■ **Exercise directions**
Exclude images, then output the remaining data verbatim.

■ **Supplied data**
::::::::

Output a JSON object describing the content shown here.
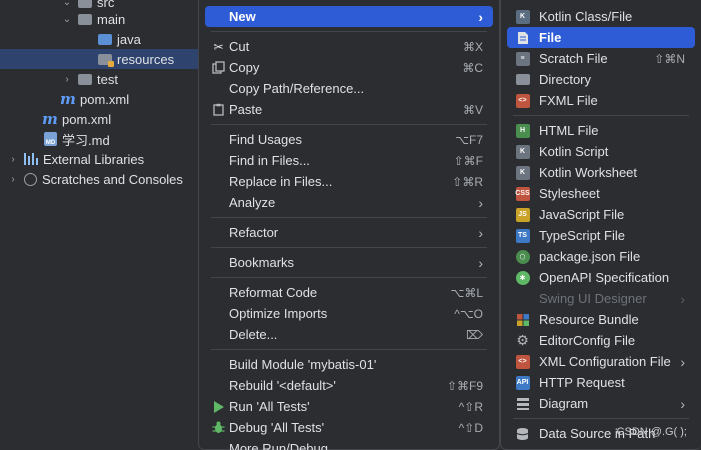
{
  "tree": {
    "items": [
      {
        "label": "src"
      },
      {
        "label": "main"
      },
      {
        "label": "java"
      },
      {
        "label": "resources"
      },
      {
        "label": "test"
      },
      {
        "label": "pom.xml"
      },
      {
        "label": "pom.xml"
      },
      {
        "label": "学习.md"
      },
      {
        "label": "External Libraries"
      },
      {
        "label": "Scratches and Consoles"
      }
    ]
  },
  "menu": {
    "new": {
      "label": "New"
    },
    "cut": {
      "label": "Cut",
      "shortcut": "⌘X"
    },
    "copy": {
      "label": "Copy",
      "shortcut": "⌘C"
    },
    "copy_path": {
      "label": "Copy Path/Reference..."
    },
    "paste": {
      "label": "Paste",
      "shortcut": "⌘V"
    },
    "find_usages": {
      "label": "Find Usages",
      "shortcut": "⌥F7"
    },
    "find_in_files": {
      "label": "Find in Files...",
      "shortcut": "⇧⌘F"
    },
    "replace_in_files": {
      "label": "Replace in Files...",
      "shortcut": "⇧⌘R"
    },
    "analyze": {
      "label": "Analyze"
    },
    "refactor": {
      "label": "Refactor"
    },
    "bookmarks": {
      "label": "Bookmarks"
    },
    "reformat": {
      "label": "Reformat Code",
      "shortcut": "⌥⌘L"
    },
    "optimize": {
      "label": "Optimize Imports",
      "shortcut": "^⌥O"
    },
    "delete": {
      "label": "Delete...",
      "shortcut": "⌦"
    },
    "build_module": {
      "label": "Build Module 'mybatis-01'"
    },
    "rebuild": {
      "label": "Rebuild '<default>'",
      "shortcut": "⇧⌘F9"
    },
    "run_tests": {
      "label": "Run 'All Tests'",
      "shortcut": "^⇧R"
    },
    "debug_tests": {
      "label": "Debug 'All Tests'",
      "shortcut": "^⇧D"
    },
    "more_run": {
      "label": "More Run/Debug"
    }
  },
  "submenu": {
    "kotlin_class": {
      "label": "Kotlin Class/File"
    },
    "file": {
      "label": "File"
    },
    "scratch": {
      "label": "Scratch File",
      "shortcut": "⇧⌘N"
    },
    "directory": {
      "label": "Directory"
    },
    "fxml": {
      "label": "FXML File"
    },
    "html": {
      "label": "HTML File"
    },
    "kotlin_script": {
      "label": "Kotlin Script"
    },
    "kotlin_worksheet": {
      "label": "Kotlin Worksheet"
    },
    "stylesheet": {
      "label": "Stylesheet"
    },
    "javascript": {
      "label": "JavaScript File"
    },
    "typescript": {
      "label": "TypeScript File"
    },
    "package_json": {
      "label": "package.json File"
    },
    "openapi": {
      "label": "OpenAPI Specification"
    },
    "swing": {
      "label": "Swing UI Designer"
    },
    "resource_bundle": {
      "label": "Resource Bundle"
    },
    "editorconfig": {
      "label": "EditorConfig File"
    },
    "xml_config": {
      "label": "XML Configuration File"
    },
    "http_request": {
      "label": "HTTP Request"
    },
    "diagram": {
      "label": "Diagram"
    },
    "data_source": {
      "label": "Data Source in Path"
    }
  },
  "watermark": "CSDN @.G( );",
  "colors": {
    "highlight": "#2e5bd6",
    "selected_row": "#2e436e",
    "background": "#2b2d30"
  }
}
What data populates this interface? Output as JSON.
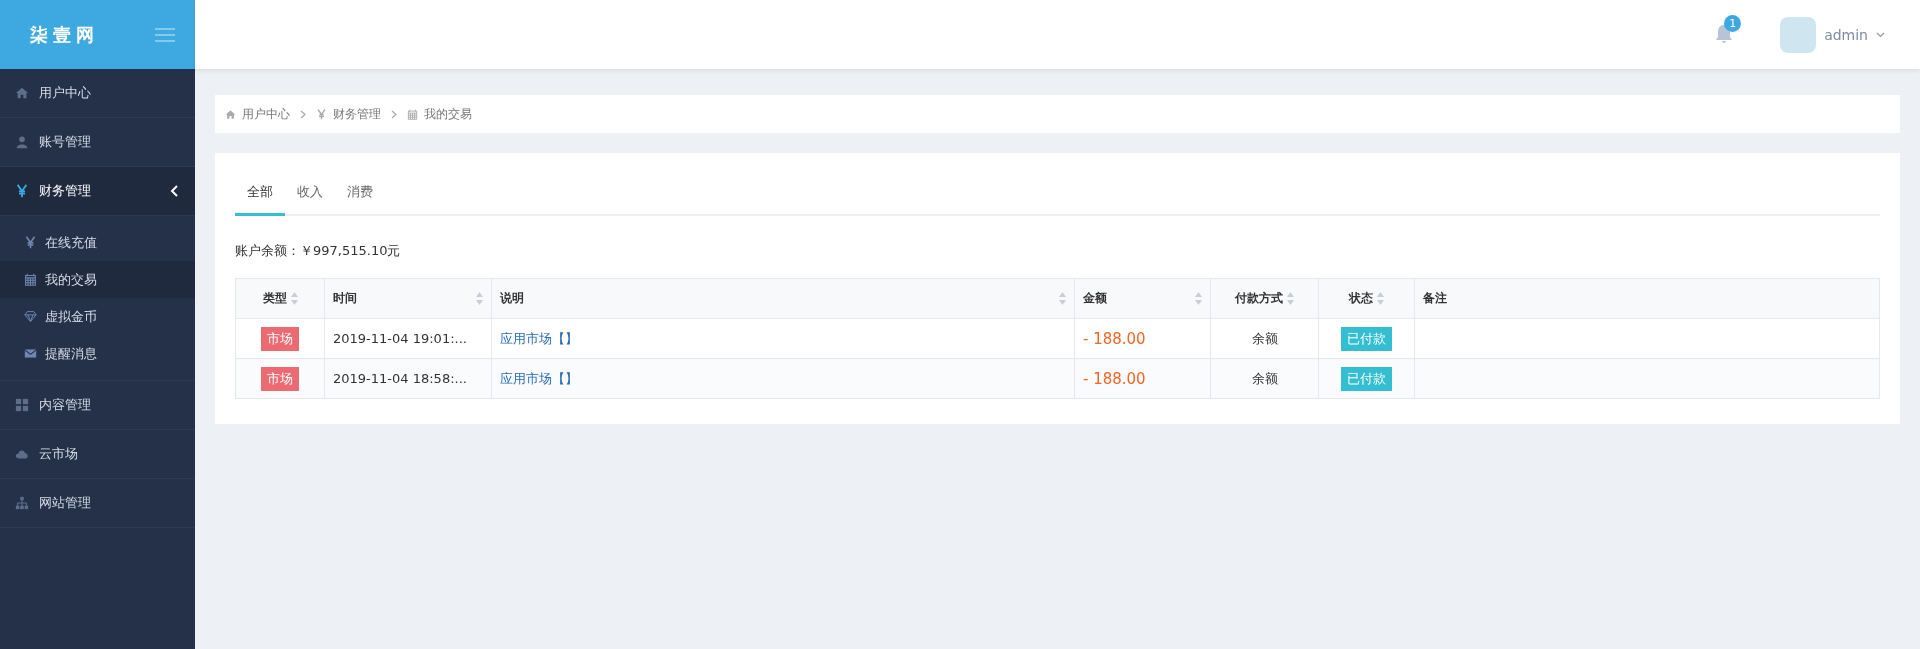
{
  "sidebar": {
    "logo": "柒壹网",
    "items": [
      {
        "label": "用户中心",
        "expanded": false
      },
      {
        "label": "账号管理",
        "expanded": false
      },
      {
        "label": "财务管理",
        "expanded": true,
        "children": [
          {
            "label": "在线充值",
            "selected": false
          },
          {
            "label": "我的交易",
            "selected": true
          },
          {
            "label": "虚拟金币",
            "selected": false
          },
          {
            "label": "提醒消息",
            "selected": false
          }
        ]
      },
      {
        "label": "内容管理",
        "expanded": false
      },
      {
        "label": "云市场",
        "expanded": false
      },
      {
        "label": "网站管理",
        "expanded": false
      }
    ]
  },
  "header": {
    "notification_count": "1",
    "user": "admin"
  },
  "breadcrumb": [
    "用户中心",
    "财务管理",
    "我的交易"
  ],
  "tabs": [
    {
      "label": "全部",
      "selected": true
    },
    {
      "label": "收入",
      "selected": false
    },
    {
      "label": "消费",
      "selected": false
    }
  ],
  "balance": "账户余额：￥997,515.10元",
  "table": {
    "columns": [
      {
        "label": "类型",
        "sortable": true
      },
      {
        "label": "时间",
        "sortable": true
      },
      {
        "label": "说明",
        "sortable": true
      },
      {
        "label": "金额",
        "sortable": true
      },
      {
        "label": "付款方式",
        "sortable": true
      },
      {
        "label": "状态",
        "sortable": true
      },
      {
        "label": "备注",
        "sortable": false
      }
    ],
    "rows": [
      {
        "type": "市场",
        "time": "2019-11-04 19:01:...",
        "description": "应用市场【】",
        "amount": "- 188.00",
        "payment": "余额",
        "status": "已付款"
      },
      {
        "type": "市场",
        "time": "2019-11-04 18:58:...",
        "description": "应用市场【】",
        "amount": "- 188.00",
        "payment": "余额",
        "status": "已付款"
      }
    ]
  }
}
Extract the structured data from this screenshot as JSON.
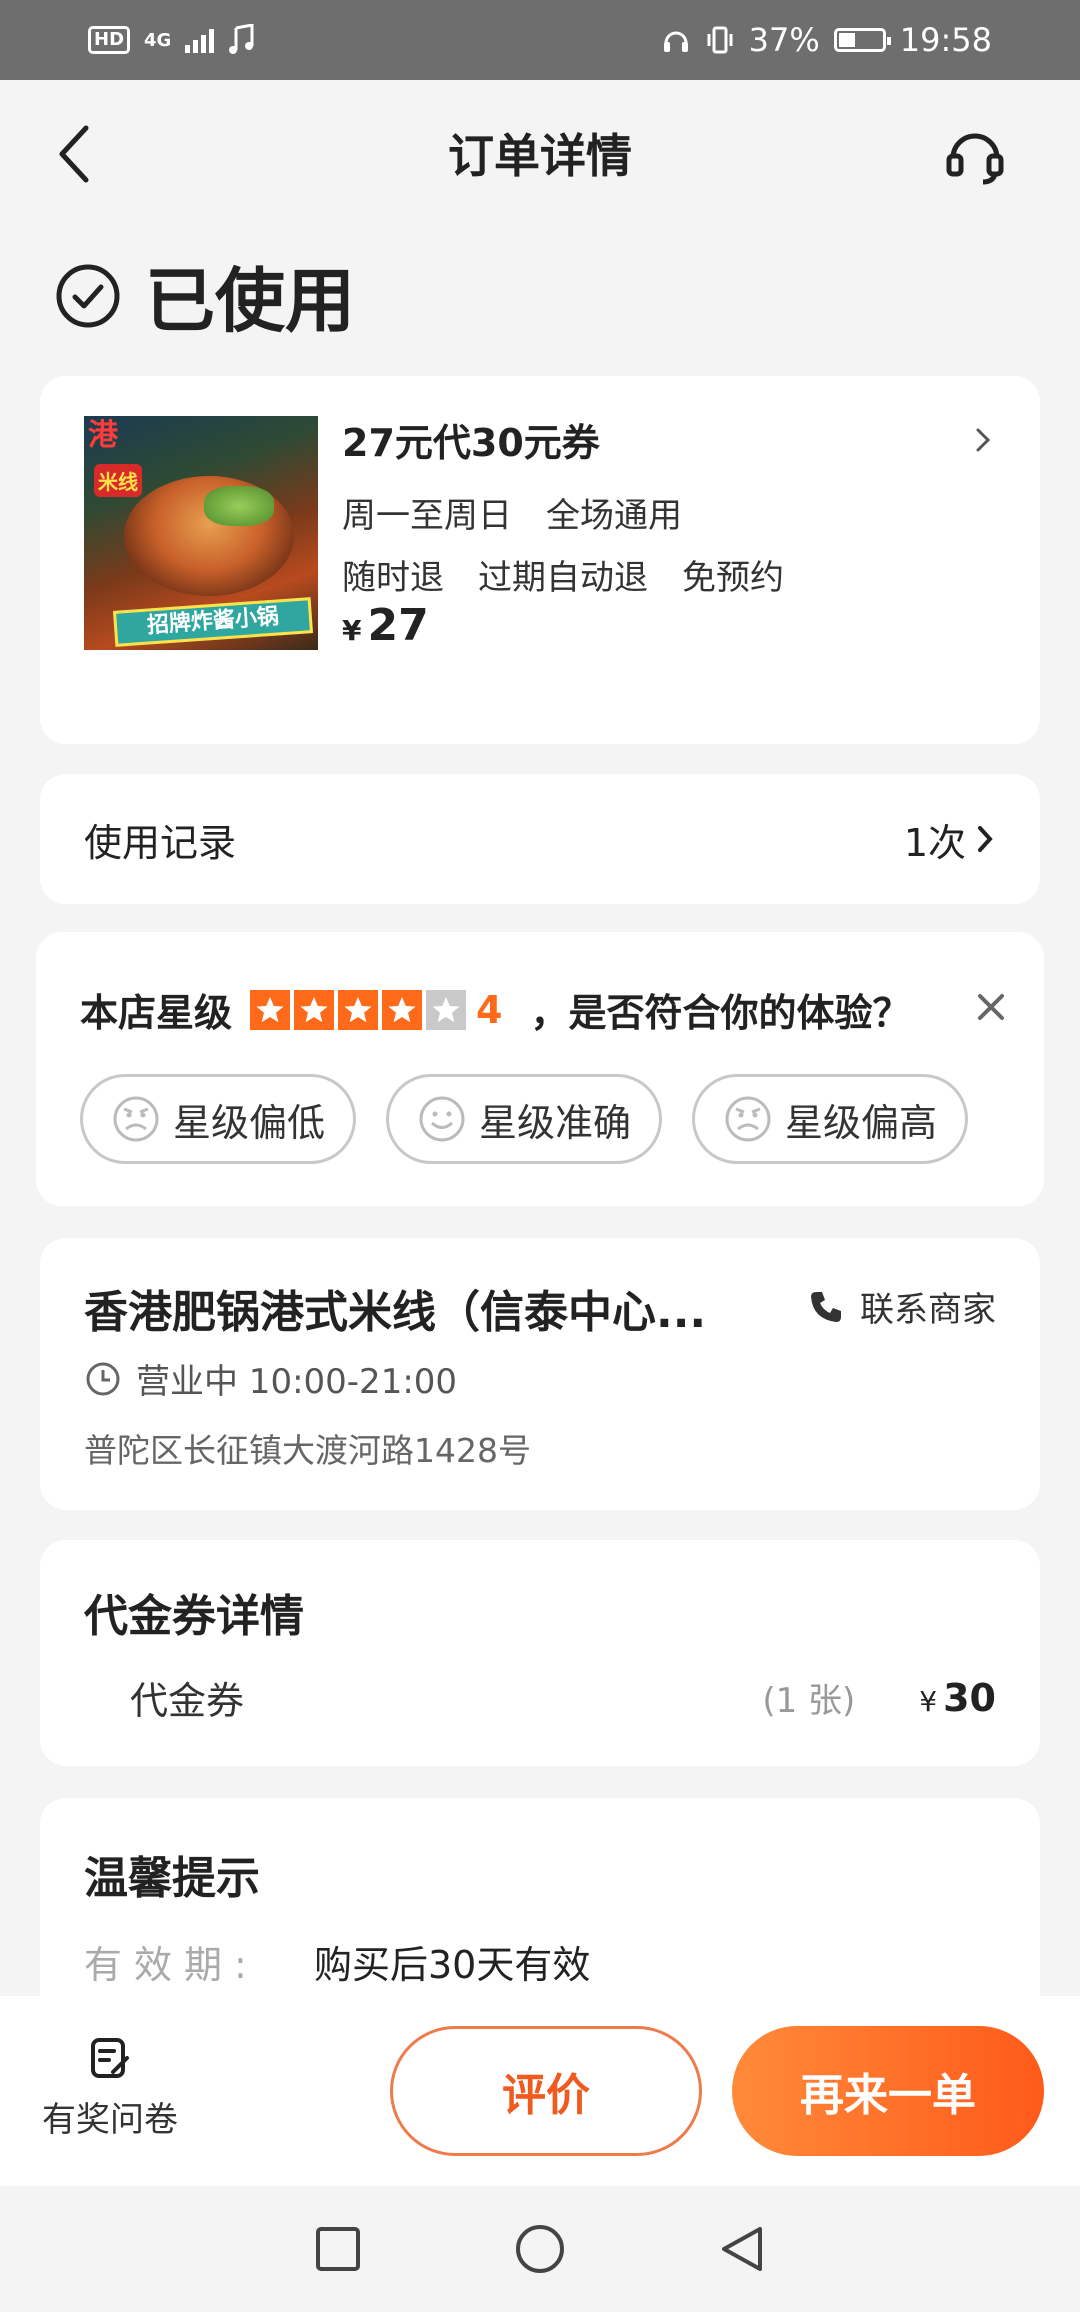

::::::::

■ **Expected output**
Output a JSON object describing the content shown here.
{
  "tree": {
    "items": [
      {
        "label": "src"
      },
      {
        "label": "main"
      },
      {
        "label": "java"
      },
      {
        "label": "resources"
      },
      {
        "label": "test"
      },
      {
        "label": "pom.xml"
      },
      {
        "label": "pom.xml"
      },
      {
        "label": "学习.md"
      },
      {
        "label": "External Libraries"
      },
      {
        "label": "Scratches and Consoles"
      }
    ]
  },
  "menu": {
    "new": {
      "label": "New"
    },
    "cut": {
      "label": "Cut",
      "shortcut": "⌘X"
    },
    "copy": {
      "label": "Copy",
      "shortcut": "⌘C"
    },
    "copy_path": {
      "label": "Copy Path/Reference..."
    },
    "paste": {
      "label": "Paste",
      "shortcut": "⌘V"
    },
    "find_usages": {
      "label": "Find Usages",
      "shortcut": "⌥F7"
    },
    "find_in_files": {
      "label": "Find in Files...",
      "shortcut": "⇧⌘F"
    },
    "replace_in_files": {
      "label": "Replace in Files...",
      "shortcut": "⇧⌘R"
    },
    "analyze": {
      "label": "Analyze"
    },
    "refactor": {
      "label": "Refactor"
    },
    "bookmarks": {
      "label": "Bookmarks"
    },
    "reformat": {
      "label": "Reformat Code",
      "shortcut": "⌥⌘L"
    },
    "optimize": {
      "label": "Optimize Imports",
      "shortcut": "^⌥O"
    },
    "delete": {
      "label": "Delete...",
      "shortcut": "⌦"
    },
    "build_module": {
      "label": "Build Module 'mybatis-01'"
    },
    "rebuild": {
      "label": "Rebuild '<default>'",
      "shortcut": "⇧⌘F9"
    },
    "run_tests": {
      "label": "Run 'All Tests'",
      "shortcut": "^⇧R"
    },
    "debug_tests": {
      "label": "Debug 'All Tests'",
      "shortcut": "^⇧D"
    },
    "more_run": {
      "label": "More Run/Debug"
    }
  },
  "submenu": {
    "kotlin_class": {
      "label": "Kotlin Class/File"
    },
    "file": {
      "label": "File"
    },
    "scratch": {
      "label": "Scratch File",
      "shortcut": "⇧⌘N"
    },
    "directory": {
      "label": "Directory"
    },
    "fxml": {
      "label": "FXML File"
    },
    "html": {
      "label": "HTML File"
    },
    "kotlin_script": {
      "label": "Kotlin Script"
    },
    "kotlin_worksheet": {
      "label": "Kotlin Worksheet"
    },
    "stylesheet": {
      "label": "Stylesheet"
    },
    "javascript": {
      "label": "JavaScript File"
    },
    "typescript": {
      "label": "TypeScript File"
    },
    "package_json": {
      "label": "package.json File"
    },
    "openapi": {
      "label": "OpenAPI Specification"
    },
    "swing": {
      "label": "Swing UI Designer"
    },
    "resource_bundle": {
      "label": "Resource Bundle"
    },
    "editorconfig": {
      "label": "EditorConfig File"
    },
    "xml_config": {
      "label": "XML Configuration File"
    },
    "http_request": {
      "label": "HTTP Request"
    },
    "diagram": {
      "label": "Diagram"
    },
    "data_source": {
      "label": "Data Source in Path"
    }
  },
  "watermark": "CSDN @.G( );",
  "colors": {
    "highlight": "#2e5bd6",
    "selected_row": "#2e436e",
    "background": "#2b2d30"
  }
}
What data populates this interface? Output as JSON.
{
  "sidebar": {
    "logo": "柒壹网",
    "items": [
      {
        "label": "用户中心",
        "expanded": false
      },
      {
        "label": "账号管理",
        "expanded": false
      },
      {
        "label": "财务管理",
        "expanded": true,
        "children": [
          {
            "label": "在线充值",
            "selected": false
          },
          {
            "label": "我的交易",
            "selected": true
          },
          {
            "label": "虚拟金币",
            "selected": false
          },
          {
            "label": "提醒消息",
            "selected": false
          }
        ]
      },
      {
        "label": "内容管理",
        "expanded": false
      },
      {
        "label": "云市场",
        "expanded": false
      },
      {
        "label": "网站管理",
        "expanded": false
      }
    ]
  },
  "header": {
    "notification_count": "1",
    "user": "admin"
  },
  "breadcrumb": [
    "用户中心",
    "财务管理",
    "我的交易"
  ],
  "tabs": [
    {
      "label": "全部",
      "selected": true
    },
    {
      "label": "收入",
      "selected": false
    },
    {
      "label": "消费",
      "selected": false
    }
  ],
  "balance": "账户余额：￥997,515.10元",
  "table": {
    "columns": [
      {
        "label": "类型",
        "sortable": true
      },
      {
        "label": "时间",
        "sortable": true
      },
      {
        "label": "说明",
        "sortable": true
      },
      {
        "label": "金额",
        "sortable": true
      },
      {
        "label": "付款方式",
        "sortable": true
      },
      {
        "label": "状态",
        "sortable": true
      },
      {
        "label": "备注",
        "sortable": false
      }
    ],
    "rows": [
      {
        "type": "市场",
        "time": "2019-11-04 19:01:...",
        "description": "应用市场【】",
        "amount": "- 188.00",
        "payment": "余额",
        "status": "已付款"
      },
      {
        "type": "市场",
        "time": "2019-11-04 18:58:...",
        "description": "应用市场【】",
        "amount": "- 188.00",
        "payment": "余额",
        "status": "已付款"
      }
    ]
  }
}
Extract the structured data from this screenshot as JSON.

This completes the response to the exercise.